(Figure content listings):
○ ○ ○ ○ ○

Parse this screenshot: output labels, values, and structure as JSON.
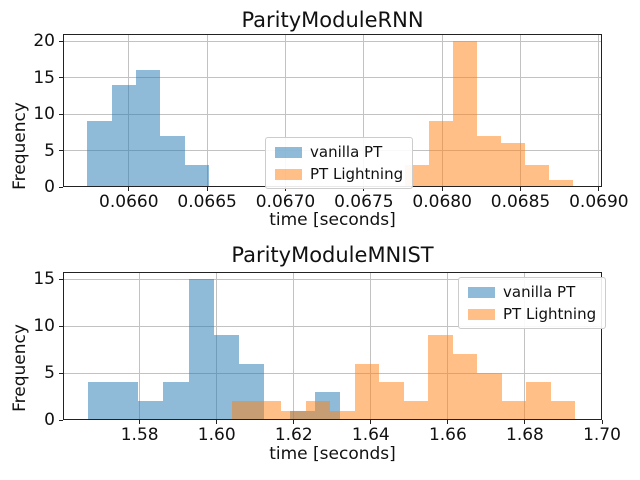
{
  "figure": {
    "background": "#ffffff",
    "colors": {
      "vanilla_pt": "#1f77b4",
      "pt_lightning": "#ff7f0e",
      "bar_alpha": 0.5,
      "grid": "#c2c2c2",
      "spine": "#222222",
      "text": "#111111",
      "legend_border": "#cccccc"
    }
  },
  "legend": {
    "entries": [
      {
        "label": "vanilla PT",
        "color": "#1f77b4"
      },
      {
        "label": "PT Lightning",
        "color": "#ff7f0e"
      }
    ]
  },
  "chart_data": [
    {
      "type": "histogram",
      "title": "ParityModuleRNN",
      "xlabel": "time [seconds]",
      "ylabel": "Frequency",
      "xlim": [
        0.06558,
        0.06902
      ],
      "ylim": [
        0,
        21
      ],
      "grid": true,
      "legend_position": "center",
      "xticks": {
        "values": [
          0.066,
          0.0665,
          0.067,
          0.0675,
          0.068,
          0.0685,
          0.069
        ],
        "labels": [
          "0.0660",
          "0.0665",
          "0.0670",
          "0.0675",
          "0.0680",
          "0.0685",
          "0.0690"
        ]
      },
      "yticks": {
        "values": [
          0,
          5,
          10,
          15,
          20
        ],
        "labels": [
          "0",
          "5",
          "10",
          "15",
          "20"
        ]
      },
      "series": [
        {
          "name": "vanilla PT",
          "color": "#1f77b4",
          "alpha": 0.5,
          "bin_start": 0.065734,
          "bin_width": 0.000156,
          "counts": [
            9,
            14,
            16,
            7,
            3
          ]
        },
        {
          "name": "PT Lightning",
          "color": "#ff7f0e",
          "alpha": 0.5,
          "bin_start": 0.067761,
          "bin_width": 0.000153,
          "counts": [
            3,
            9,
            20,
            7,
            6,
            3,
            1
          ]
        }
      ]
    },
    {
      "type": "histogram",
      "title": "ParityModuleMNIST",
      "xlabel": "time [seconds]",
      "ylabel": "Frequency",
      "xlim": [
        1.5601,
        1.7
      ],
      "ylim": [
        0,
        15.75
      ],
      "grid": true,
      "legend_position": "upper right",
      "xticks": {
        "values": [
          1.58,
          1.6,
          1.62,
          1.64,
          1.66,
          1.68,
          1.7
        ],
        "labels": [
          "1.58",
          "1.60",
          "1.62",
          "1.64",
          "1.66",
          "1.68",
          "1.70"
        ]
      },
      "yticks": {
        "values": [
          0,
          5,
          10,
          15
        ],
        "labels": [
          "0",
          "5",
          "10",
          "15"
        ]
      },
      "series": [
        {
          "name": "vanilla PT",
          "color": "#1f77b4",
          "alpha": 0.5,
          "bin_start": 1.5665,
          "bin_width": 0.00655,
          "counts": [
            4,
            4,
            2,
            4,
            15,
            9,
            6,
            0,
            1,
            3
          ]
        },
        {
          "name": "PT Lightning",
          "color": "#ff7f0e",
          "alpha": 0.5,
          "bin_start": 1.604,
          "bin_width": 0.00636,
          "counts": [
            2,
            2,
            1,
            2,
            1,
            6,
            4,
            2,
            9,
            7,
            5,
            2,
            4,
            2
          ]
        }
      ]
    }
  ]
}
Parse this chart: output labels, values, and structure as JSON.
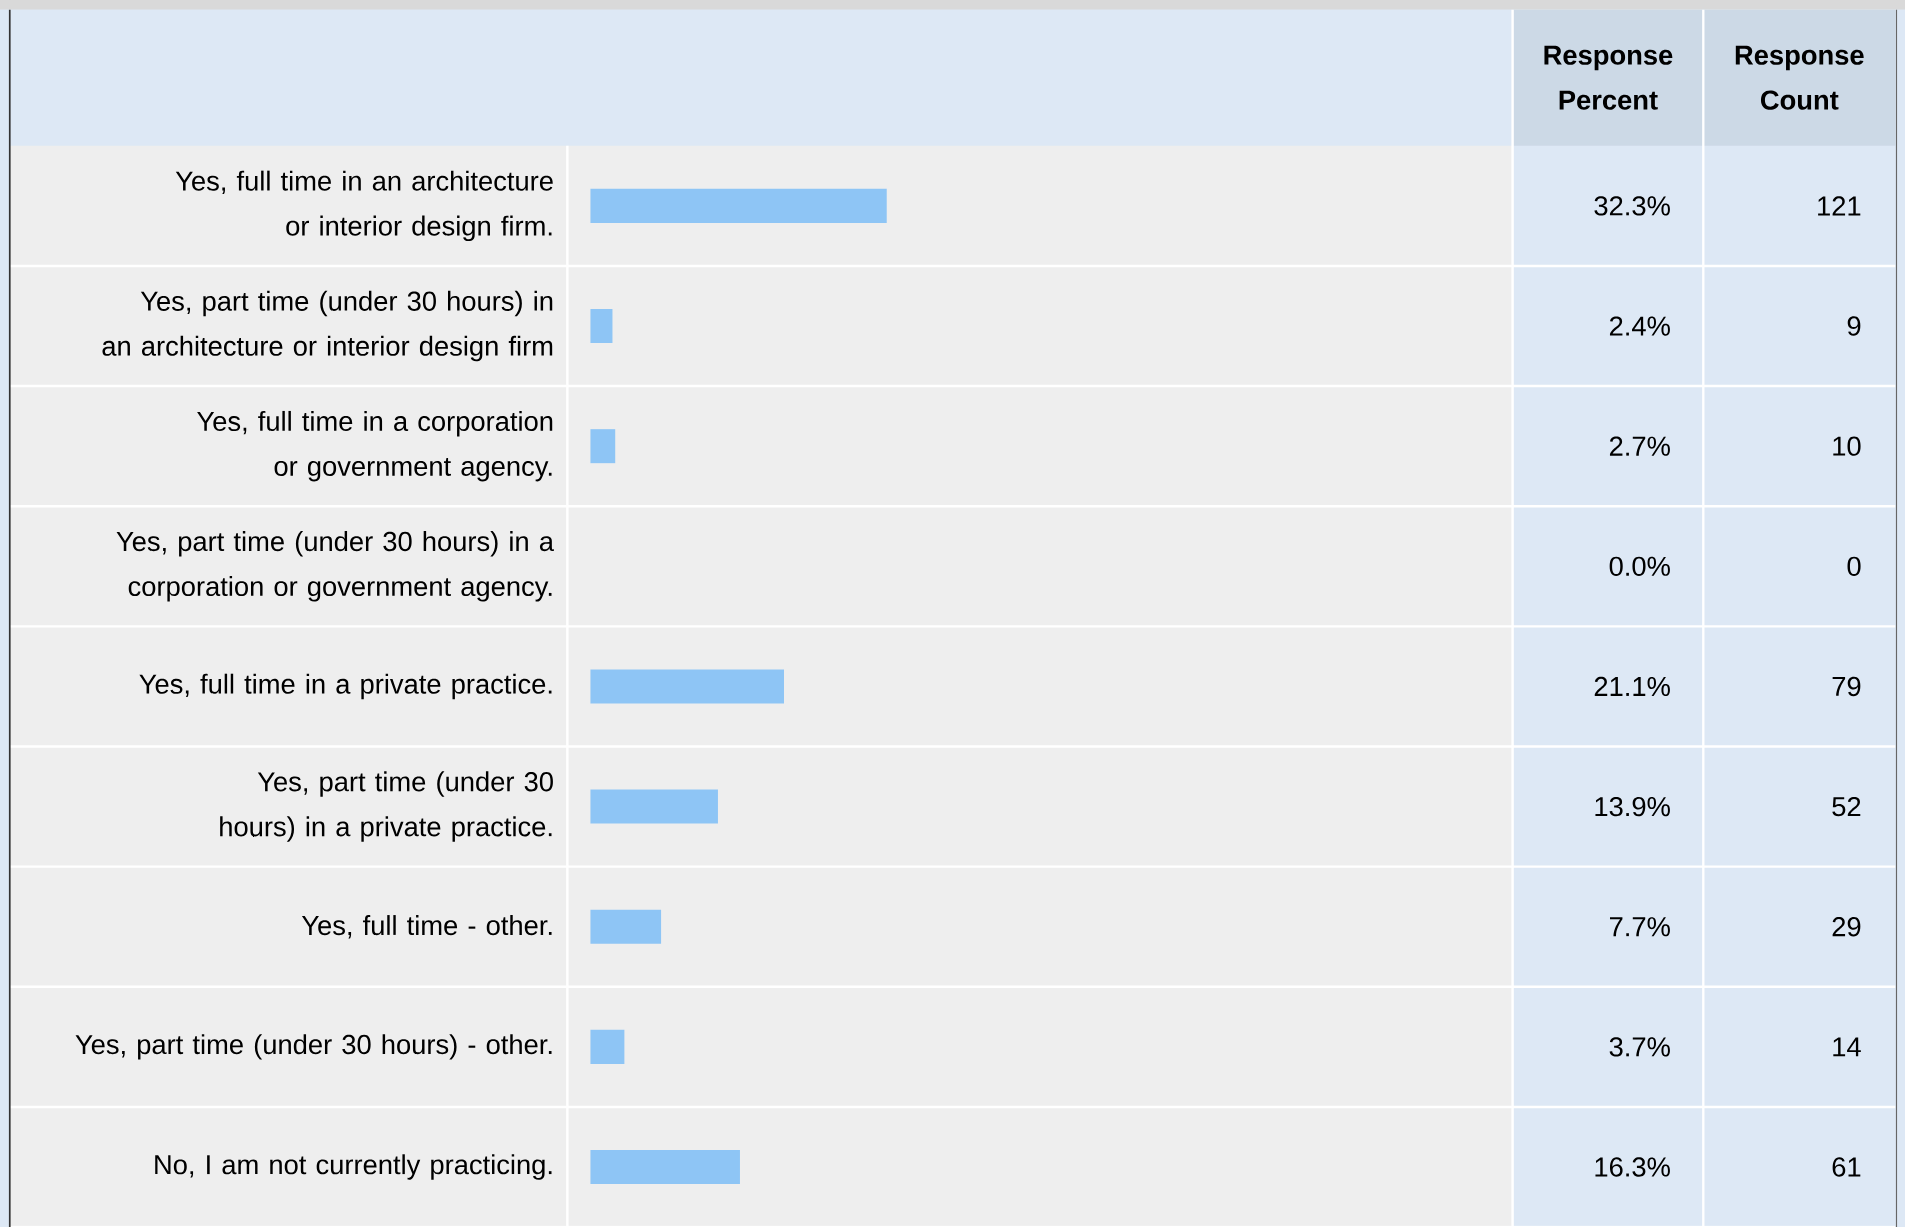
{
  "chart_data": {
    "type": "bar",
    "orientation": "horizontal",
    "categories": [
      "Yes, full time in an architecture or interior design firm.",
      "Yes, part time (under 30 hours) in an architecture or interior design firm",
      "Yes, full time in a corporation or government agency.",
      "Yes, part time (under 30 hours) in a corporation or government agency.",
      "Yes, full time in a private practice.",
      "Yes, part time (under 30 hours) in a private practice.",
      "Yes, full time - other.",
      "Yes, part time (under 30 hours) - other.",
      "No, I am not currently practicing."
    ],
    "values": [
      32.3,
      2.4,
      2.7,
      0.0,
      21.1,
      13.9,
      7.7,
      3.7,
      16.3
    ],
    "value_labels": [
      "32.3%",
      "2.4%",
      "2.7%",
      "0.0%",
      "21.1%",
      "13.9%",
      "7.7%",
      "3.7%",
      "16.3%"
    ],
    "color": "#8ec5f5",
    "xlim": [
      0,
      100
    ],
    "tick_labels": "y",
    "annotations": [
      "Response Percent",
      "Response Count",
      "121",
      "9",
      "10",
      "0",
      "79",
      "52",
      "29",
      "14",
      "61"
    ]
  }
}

○ ○ ○ ○ ○

(PROMPT): Every line in the data above that contains "JSON" needs to be copied.

(EXERCISE OUTPUT):
Parse this screenshot: output labels, values, and structure as JSON.
Parse this chart: output labels, values, and structure as JSON.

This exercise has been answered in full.